What needs to be done> Provide only the number of lines in the data below that contain the word "structured".

--- Begin ---

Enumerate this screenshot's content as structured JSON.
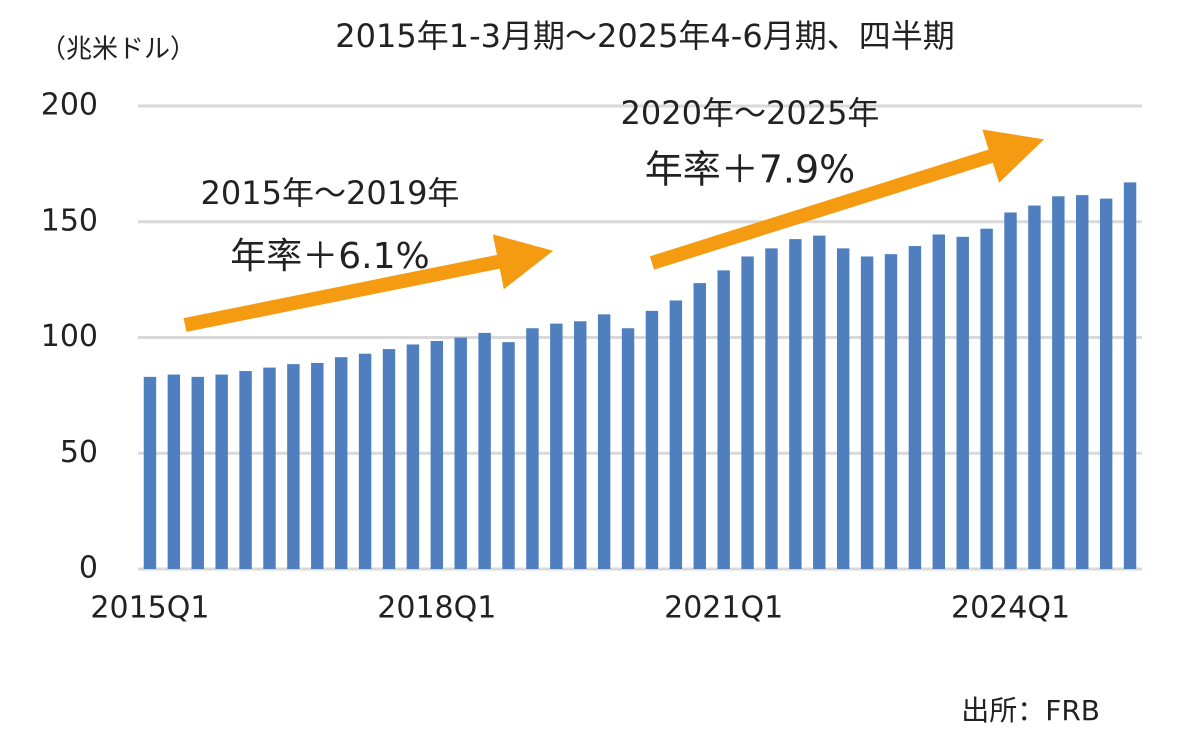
{
  "chart_data": {
    "type": "bar",
    "title": "2015年1-3月期～2025年4-6月期、四半期",
    "y_label": "（兆米ドル）",
    "source": "出所：FRB",
    "annotations": [
      "2015年～2019年",
      "年率＋6.1%",
      "2020年～2025年",
      "年率＋7.9%"
    ],
    "categories": [
      "2015Q1",
      null,
      null,
      null,
      null,
      null,
      null,
      null,
      null,
      null,
      null,
      null,
      "2018Q1",
      null,
      null,
      null,
      null,
      null,
      null,
      null,
      null,
      null,
      null,
      null,
      "2021Q1",
      null,
      null,
      null,
      null,
      null,
      null,
      null,
      null,
      null,
      null,
      null,
      "2024Q1",
      null,
      null,
      null,
      null,
      null
    ],
    "values": [
      83,
      84,
      83,
      84,
      85.5,
      87,
      88.5,
      89,
      91.5,
      93,
      95,
      97,
      98.5,
      100,
      102,
      98,
      104,
      106,
      107,
      110,
      104,
      111.5,
      116,
      123.5,
      129,
      135,
      138.5,
      142.5,
      144,
      138.5,
      135,
      136,
      139.5,
      144.5,
      143.5,
      147,
      154,
      157,
      161,
      161.5,
      160,
      167
    ],
    "color": "#4f7fbf",
    "ylim": [
      0,
      200
    ],
    "yticks": [
      0,
      50,
      100,
      150,
      200
    ],
    "grid": true
  }
}
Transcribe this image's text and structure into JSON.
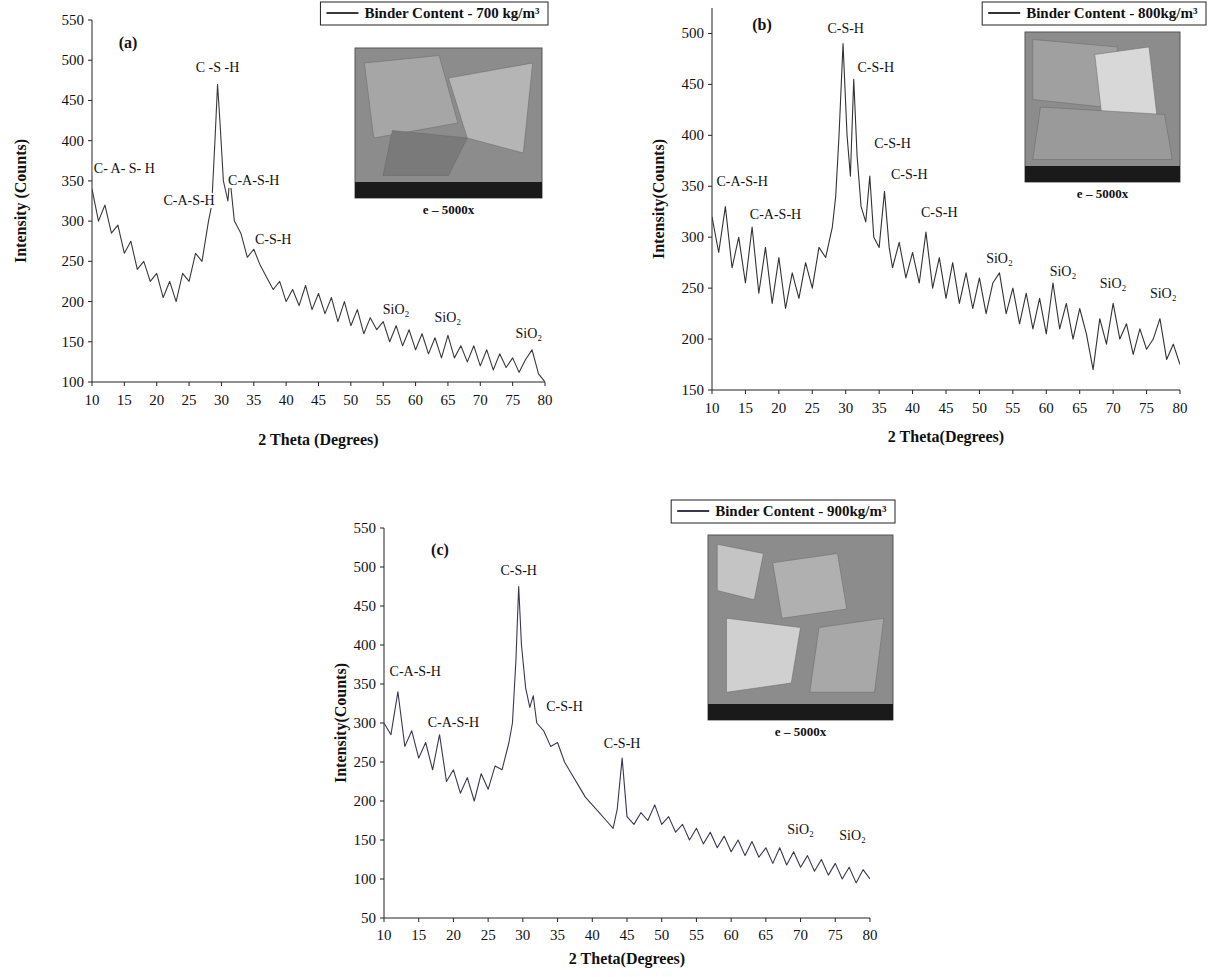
{
  "chart_data": [
    {
      "type": "line",
      "panel": "(a)",
      "x_label": "2 Theta (Degrees)",
      "y_label": "Intensity (Counts)",
      "xlim": [
        10,
        80
      ],
      "xticks": [
        10,
        15,
        20,
        25,
        30,
        35,
        40,
        45,
        50,
        55,
        60,
        65,
        70,
        75,
        80
      ],
      "ylim": [
        100,
        550
      ],
      "yticks": [
        100,
        150,
        200,
        250,
        300,
        350,
        400,
        450,
        500,
        550
      ],
      "grid": false,
      "legend": "top-right",
      "x": [
        10,
        11,
        12,
        13,
        14,
        15,
        16,
        17,
        18,
        19,
        20,
        21,
        22,
        23,
        24,
        25,
        26,
        27,
        28,
        28.5,
        29,
        29.4,
        29.8,
        30.3,
        31,
        31.3,
        32,
        33,
        34,
        35,
        36,
        37,
        38,
        39,
        40,
        41,
        42,
        43,
        44,
        45,
        46,
        47,
        48,
        49,
        50,
        51,
        52,
        53,
        54,
        55,
        56,
        57,
        58,
        59,
        60,
        61,
        62,
        63,
        64,
        65,
        66,
        67,
        68,
        69,
        70,
        71,
        72,
        73,
        74,
        75,
        76,
        77,
        78,
        79,
        80
      ],
      "series": [
        {
          "name": "Binder Content - 700 kg/m³",
          "color": "#3a3a3a",
          "values": [
            340,
            300,
            320,
            285,
            295,
            260,
            275,
            240,
            250,
            225,
            235,
            205,
            225,
            200,
            235,
            225,
            260,
            250,
            300,
            320,
            400,
            470,
            420,
            350,
            325,
            355,
            300,
            285,
            255,
            265,
            245,
            230,
            215,
            225,
            200,
            215,
            195,
            220,
            190,
            210,
            185,
            205,
            175,
            200,
            170,
            190,
            160,
            180,
            165,
            175,
            150,
            170,
            145,
            165,
            140,
            160,
            135,
            155,
            130,
            158,
            130,
            145,
            125,
            145,
            120,
            140,
            115,
            135,
            118,
            130,
            112,
            128,
            140,
            110,
            100
          ]
        }
      ],
      "annotations": [
        {
          "text": "C- A- S- H",
          "x": 15,
          "y": 360
        },
        {
          "text": "C-A-S-H",
          "x": 25,
          "y": 320
        },
        {
          "text": "C -S -H",
          "x": 29.4,
          "y": 485
        },
        {
          "text": "C-A-S-H",
          "x": 35,
          "y": 345
        },
        {
          "text": "C-S-H",
          "x": 38,
          "y": 272
        },
        {
          "text": "SiO₂",
          "x": 57,
          "y": 185
        },
        {
          "text": "SiO₂",
          "x": 65,
          "y": 175
        },
        {
          "text": "SiO₂",
          "x": 77.5,
          "y": 155
        }
      ],
      "inset_caption": "e – 5000x"
    },
    {
      "type": "line",
      "panel": "(b)",
      "x_label": "2 Theta(Degrees)",
      "y_label": "Intensity(Counts)",
      "xlim": [
        10,
        80
      ],
      "xticks": [
        10,
        15,
        20,
        25,
        30,
        35,
        40,
        45,
        50,
        55,
        60,
        65,
        70,
        75,
        80
      ],
      "ylim": [
        150,
        525
      ],
      "yticks": [
        150,
        200,
        250,
        300,
        350,
        400,
        450,
        500
      ],
      "grid": false,
      "legend": "top-right",
      "x": [
        10,
        11,
        12,
        13,
        14,
        15,
        16,
        17,
        18,
        19,
        20,
        21,
        22,
        23,
        24,
        25,
        26,
        27,
        28,
        28.5,
        29,
        29.6,
        30.2,
        30.7,
        31.2,
        31.7,
        32.3,
        33,
        33.6,
        34.2,
        35,
        35.8,
        36.5,
        37,
        38,
        39,
        40,
        41,
        42,
        43,
        44,
        45,
        46,
        47,
        48,
        49,
        50,
        51,
        52,
        53,
        54,
        55,
        56,
        57,
        58,
        59,
        60,
        61,
        62,
        63,
        64,
        65,
        66,
        67,
        68,
        69,
        70,
        71,
        72,
        73,
        74,
        75,
        76,
        77,
        78,
        79,
        80
      ],
      "series": [
        {
          "name": "Binder Content - 800kg/m³",
          "color": "#333333",
          "values": [
            320,
            285,
            330,
            270,
            300,
            255,
            310,
            245,
            290,
            235,
            280,
            230,
            265,
            240,
            275,
            250,
            290,
            280,
            310,
            340,
            400,
            490,
            400,
            360,
            455,
            380,
            330,
            315,
            360,
            300,
            290,
            345,
            290,
            270,
            295,
            260,
            285,
            255,
            305,
            250,
            280,
            240,
            275,
            235,
            265,
            230,
            260,
            225,
            255,
            265,
            225,
            250,
            215,
            245,
            210,
            240,
            205,
            255,
            210,
            235,
            200,
            230,
            205,
            170,
            220,
            195,
            235,
            200,
            215,
            185,
            210,
            190,
            200,
            220,
            180,
            195,
            175
          ]
        }
      ],
      "annotations": [
        {
          "text": "C-A-S-H",
          "x": 14.5,
          "y": 350
        },
        {
          "text": "C-A-S-H",
          "x": 19.5,
          "y": 318
        },
        {
          "text": "C-S-H",
          "x": 30,
          "y": 500
        },
        {
          "text": "C-S-H",
          "x": 34.5,
          "y": 462
        },
        {
          "text": "C-S-H",
          "x": 37,
          "y": 388
        },
        {
          "text": "C-S-H",
          "x": 39.5,
          "y": 357
        },
        {
          "text": "C-S-H",
          "x": 44,
          "y": 320
        },
        {
          "text": "SiO₂",
          "x": 53,
          "y": 275
        },
        {
          "text": "SiO₂",
          "x": 62.5,
          "y": 262
        },
        {
          "text": "SiO₂",
          "x": 70,
          "y": 250
        },
        {
          "text": "SiO₂",
          "x": 77.5,
          "y": 240
        }
      ],
      "inset_caption": "e – 5000x"
    },
    {
      "type": "line",
      "panel": "(c)",
      "x_label": "2 Theta(Degrees)",
      "y_label": "Intensity(Counts)",
      "xlim": [
        10,
        80
      ],
      "xticks": [
        10,
        15,
        20,
        25,
        30,
        35,
        40,
        45,
        50,
        55,
        60,
        65,
        70,
        75,
        80
      ],
      "ylim": [
        50,
        550
      ],
      "yticks": [
        50,
        100,
        150,
        200,
        250,
        300,
        350,
        400,
        450,
        500,
        550
      ],
      "grid": false,
      "legend": "top-right",
      "x": [
        10,
        11,
        12,
        13,
        14,
        15,
        16,
        17,
        18,
        19,
        20,
        21,
        22,
        23,
        24,
        25,
        26,
        27,
        28,
        28.5,
        29,
        29.4,
        29.8,
        30.4,
        31,
        31.5,
        32,
        33,
        34,
        35,
        36,
        37,
        38,
        39,
        40,
        41,
        42,
        43,
        43.6,
        44.3,
        45,
        46,
        47,
        48,
        49,
        50,
        51,
        52,
        53,
        54,
        55,
        56,
        57,
        58,
        59,
        60,
        61,
        62,
        63,
        64,
        65,
        66,
        67,
        68,
        69,
        70,
        71,
        72,
        73,
        74,
        75,
        76,
        77,
        78,
        79,
        80
      ],
      "series": [
        {
          "name": "Binder Content - 900kg/m³",
          "color": "#3d3650",
          "values": [
            300,
            285,
            340,
            270,
            290,
            255,
            275,
            240,
            285,
            225,
            240,
            210,
            230,
            200,
            235,
            215,
            245,
            240,
            275,
            300,
            380,
            475,
            400,
            345,
            320,
            335,
            300,
            290,
            270,
            275,
            250,
            235,
            220,
            205,
            195,
            185,
            175,
            165,
            190,
            255,
            180,
            170,
            185,
            175,
            195,
            170,
            180,
            160,
            170,
            150,
            165,
            145,
            160,
            140,
            155,
            135,
            150,
            130,
            148,
            128,
            140,
            120,
            140,
            118,
            135,
            115,
            130,
            110,
            125,
            105,
            120,
            100,
            115,
            95,
            112,
            100
          ]
        }
      ],
      "annotations": [
        {
          "text": "C-A-S-H",
          "x": 14.5,
          "y": 360
        },
        {
          "text": "C-A-S-H",
          "x": 20,
          "y": 295
        },
        {
          "text": "C-S-H",
          "x": 29.4,
          "y": 490
        },
        {
          "text": "C-S-H",
          "x": 36,
          "y": 315
        },
        {
          "text": "C-S-H",
          "x": 44.3,
          "y": 268
        },
        {
          "text": "SiO₂",
          "x": 70,
          "y": 158
        },
        {
          "text": "SiO₂",
          "x": 77.5,
          "y": 150
        }
      ],
      "inset_caption": "e – 5000x"
    }
  ]
}
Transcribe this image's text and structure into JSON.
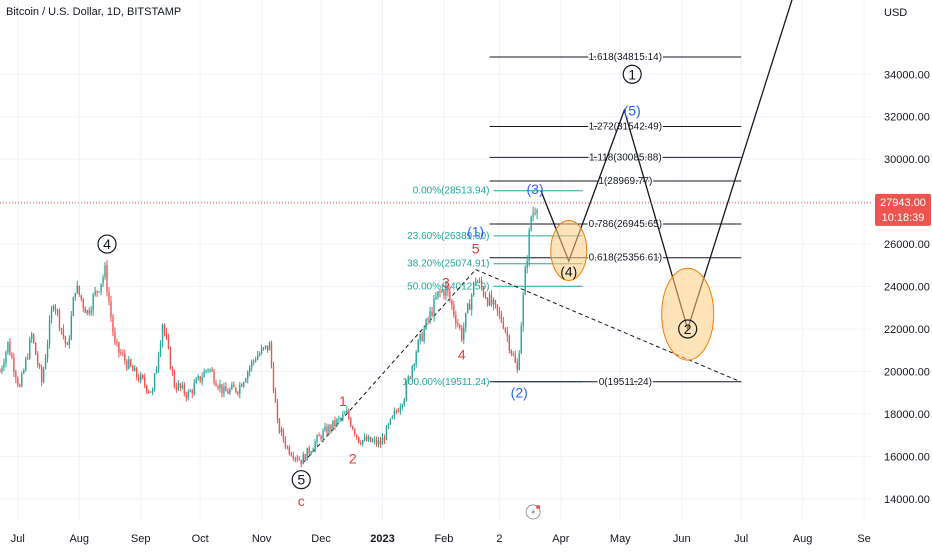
{
  "chart_data": {
    "type": "candlestick",
    "title": "Bitcoin / U.S. Dollar, 1D, BITSTAMP",
    "currency_label": "USD",
    "ylim": [
      13000,
      37500
    ],
    "xlim": [
      "2022-06-22",
      "2023-09-05"
    ],
    "y_ticks": [
      {
        "value": 34000,
        "label": "34000.00"
      },
      {
        "value": 32000,
        "label": "32000.00"
      },
      {
        "value": 30000,
        "label": "30000.00"
      },
      {
        "value": 28000,
        "label": "28000.00"
      },
      {
        "value": 26000,
        "label": "26000.00"
      },
      {
        "value": 24000,
        "label": "24000.00"
      },
      {
        "value": 22000,
        "label": "22000.00"
      },
      {
        "value": 20000,
        "label": "20000.00"
      },
      {
        "value": 18000,
        "label": "18000.00"
      },
      {
        "value": 16000,
        "label": "16000.00"
      },
      {
        "value": 14000,
        "label": "14000.00"
      }
    ],
    "x_ticks": [
      {
        "date": "2022-07-01",
        "label": "Jul"
      },
      {
        "date": "2022-08-01",
        "label": "Aug"
      },
      {
        "date": "2022-09-01",
        "label": "Sep"
      },
      {
        "date": "2022-10-01",
        "label": "Oct"
      },
      {
        "date": "2022-11-01",
        "label": "Nov"
      },
      {
        "date": "2022-12-01",
        "label": "Dec"
      },
      {
        "date": "2023-01-01",
        "label": "2023",
        "bold": true
      },
      {
        "date": "2023-02-01",
        "label": "Feb"
      },
      {
        "date": "2023-03-01",
        "label": "2"
      },
      {
        "date": "2023-04-01",
        "label": "Apr"
      },
      {
        "date": "2023-05-01",
        "label": "May"
      },
      {
        "date": "2023-06-01",
        "label": "Jun"
      },
      {
        "date": "2023-07-01",
        "label": "Jul"
      },
      {
        "date": "2023-08-01",
        "label": "Aug"
      },
      {
        "date": "2023-09-01",
        "label": "Se"
      }
    ],
    "current_price": {
      "value": 27943,
      "label": "27943.00",
      "countdown": "10:18:39"
    },
    "colors": {
      "up": "#26a69a",
      "down": "#ef5350",
      "grid": "#f0f3fa",
      "fib": "#26a69a",
      "current": "#ef5350",
      "wave_red": "#e53935",
      "wave_blue": "#2962ff",
      "black": "#131722",
      "ellipse_fill": "#ffcc80",
      "ellipse_stroke": "#f57c00"
    },
    "price_path": [
      {
        "date": "2022-06-22",
        "price": 20000
      },
      {
        "date": "2022-06-26",
        "price": 21300
      },
      {
        "date": "2022-07-02",
        "price": 19200
      },
      {
        "date": "2022-07-08",
        "price": 21700
      },
      {
        "date": "2022-07-13",
        "price": 19500
      },
      {
        "date": "2022-07-19",
        "price": 23400
      },
      {
        "date": "2022-07-26",
        "price": 21000
      },
      {
        "date": "2022-07-30",
        "price": 24000
      },
      {
        "date": "2022-08-05",
        "price": 22800
      },
      {
        "date": "2022-08-14",
        "price": 24700
      },
      {
        "date": "2022-08-19",
        "price": 21200
      },
      {
        "date": "2022-08-28",
        "price": 20000
      },
      {
        "date": "2022-09-07",
        "price": 19000
      },
      {
        "date": "2022-09-12",
        "price": 22300
      },
      {
        "date": "2022-09-18",
        "price": 19400
      },
      {
        "date": "2022-09-25",
        "price": 18900
      },
      {
        "date": "2022-10-05",
        "price": 20200
      },
      {
        "date": "2022-10-13",
        "price": 19000
      },
      {
        "date": "2022-10-20",
        "price": 19200
      },
      {
        "date": "2022-10-29",
        "price": 20700
      },
      {
        "date": "2022-11-05",
        "price": 21200
      },
      {
        "date": "2022-11-09",
        "price": 17500
      },
      {
        "date": "2022-11-14",
        "price": 16400
      },
      {
        "date": "2022-11-21",
        "price": 15800
      },
      {
        "date": "2022-12-01",
        "price": 17000
      },
      {
        "date": "2022-12-14",
        "price": 18000
      },
      {
        "date": "2022-12-20",
        "price": 16800
      },
      {
        "date": "2022-12-31",
        "price": 16600
      },
      {
        "date": "2023-01-12",
        "price": 18900
      },
      {
        "date": "2023-01-18",
        "price": 21000
      },
      {
        "date": "2023-01-29",
        "price": 23600
      },
      {
        "date": "2023-02-02",
        "price": 23900
      },
      {
        "date": "2023-02-10",
        "price": 21700
      },
      {
        "date": "2023-02-17",
        "price": 24400
      },
      {
        "date": "2023-02-24",
        "price": 23300
      },
      {
        "date": "2023-03-03",
        "price": 22300
      },
      {
        "date": "2023-03-10",
        "price": 20000
      },
      {
        "date": "2023-03-14",
        "price": 24600
      },
      {
        "date": "2023-03-17",
        "price": 27300
      },
      {
        "date": "2023-03-20",
        "price": 28000
      }
    ],
    "fib_retracement": [
      {
        "label": "0.00%(28513.94)",
        "value": 28513.94
      },
      {
        "label": "23.60%(26389.30)",
        "value": 26389.3
      },
      {
        "label": "38.20%(25074.91)",
        "value": 25074.91
      },
      {
        "label": "50.00%(24012.59)",
        "value": 24012.59
      },
      {
        "label": "100.00%(19511.24)",
        "value": 19511.24
      }
    ],
    "fib_extension": [
      {
        "label": "1.618(34815.14)",
        "value": 34815.14
      },
      {
        "label": "1.272(31542.49)",
        "value": 31542.49
      },
      {
        "label": "1.118(30085.88)",
        "value": 30085.88
      },
      {
        "label": "1(28969.77)",
        "value": 28969.77
      },
      {
        "label": "0.786(26945.65)",
        "value": 26945.65
      },
      {
        "label": "0.618(25356.61)",
        "value": 25356.61
      },
      {
        "label": "0(19511.24)",
        "value": 19511.24
      }
    ],
    "projection_path": [
      {
        "date": "2023-03-22",
        "price": 28500
      },
      {
        "date": "2023-04-05",
        "price": 25200
      },
      {
        "date": "2023-05-03",
        "price": 32300
      },
      {
        "date": "2023-06-04",
        "price": 22000
      },
      {
        "date": "2023-07-30",
        "price": 38500
      }
    ],
    "trendlines": [
      {
        "from": {
          "date": "2022-11-22",
          "price": 15700
        },
        "to": {
          "date": "2023-02-17",
          "price": 24800
        }
      },
      {
        "from": {
          "date": "2023-02-17",
          "price": 24800
        },
        "to": {
          "date": "2023-07-01",
          "price": 19500
        }
      }
    ],
    "highlight_zones": [
      {
        "date": "2023-04-05",
        "price": 25700
      },
      {
        "date": "2023-06-04",
        "price": 22700
      }
    ],
    "wave_labels": [
      {
        "text": "4",
        "style": "circle",
        "color": "black",
        "date": "2022-08-15",
        "price": 26000
      },
      {
        "text": "5",
        "style": "circle",
        "color": "black",
        "date": "2022-11-21",
        "price": 14900
      },
      {
        "text": "c",
        "style": "plain",
        "color": "red",
        "date": "2022-11-21",
        "price": 13900
      },
      {
        "text": "1",
        "style": "plain",
        "color": "red",
        "date": "2022-12-12",
        "price": 18600
      },
      {
        "text": "2",
        "style": "plain",
        "color": "red",
        "date": "2022-12-17",
        "price": 15900
      },
      {
        "text": "3",
        "style": "plain",
        "color": "red",
        "date": "2023-02-02",
        "price": 24200
      },
      {
        "text": "4",
        "style": "plain",
        "color": "red",
        "date": "2023-02-10",
        "price": 20800
      },
      {
        "text": "5",
        "style": "plain",
        "color": "red",
        "date": "2023-02-17",
        "price": 25800
      },
      {
        "text": "(1)",
        "style": "plain",
        "color": "blue",
        "date": "2023-02-17",
        "price": 26600
      },
      {
        "text": "(2)",
        "style": "plain",
        "color": "blue",
        "date": "2023-03-11",
        "price": 19000
      },
      {
        "text": "(3)",
        "style": "plain",
        "color": "blue",
        "date": "2023-03-19",
        "price": 28600
      },
      {
        "text": "(4)",
        "style": "plain",
        "color": "black",
        "date": "2023-04-05",
        "price": 24700
      },
      {
        "text": "(5)",
        "style": "plain",
        "color": "blue",
        "date": "2023-05-07",
        "price": 32300
      },
      {
        "text": "1",
        "style": "circle",
        "color": "black",
        "date": "2023-05-07",
        "price": 34000
      },
      {
        "text": "2",
        "style": "circle",
        "color": "black",
        "date": "2023-06-04",
        "price": 22000
      }
    ]
  }
}
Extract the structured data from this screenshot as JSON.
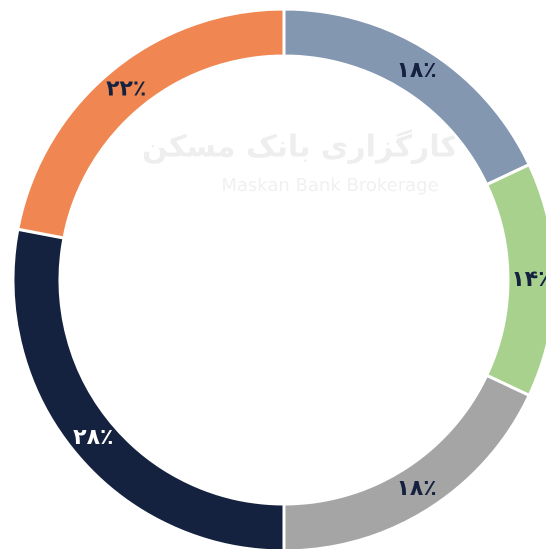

--- End ---

Response to this exercise> 2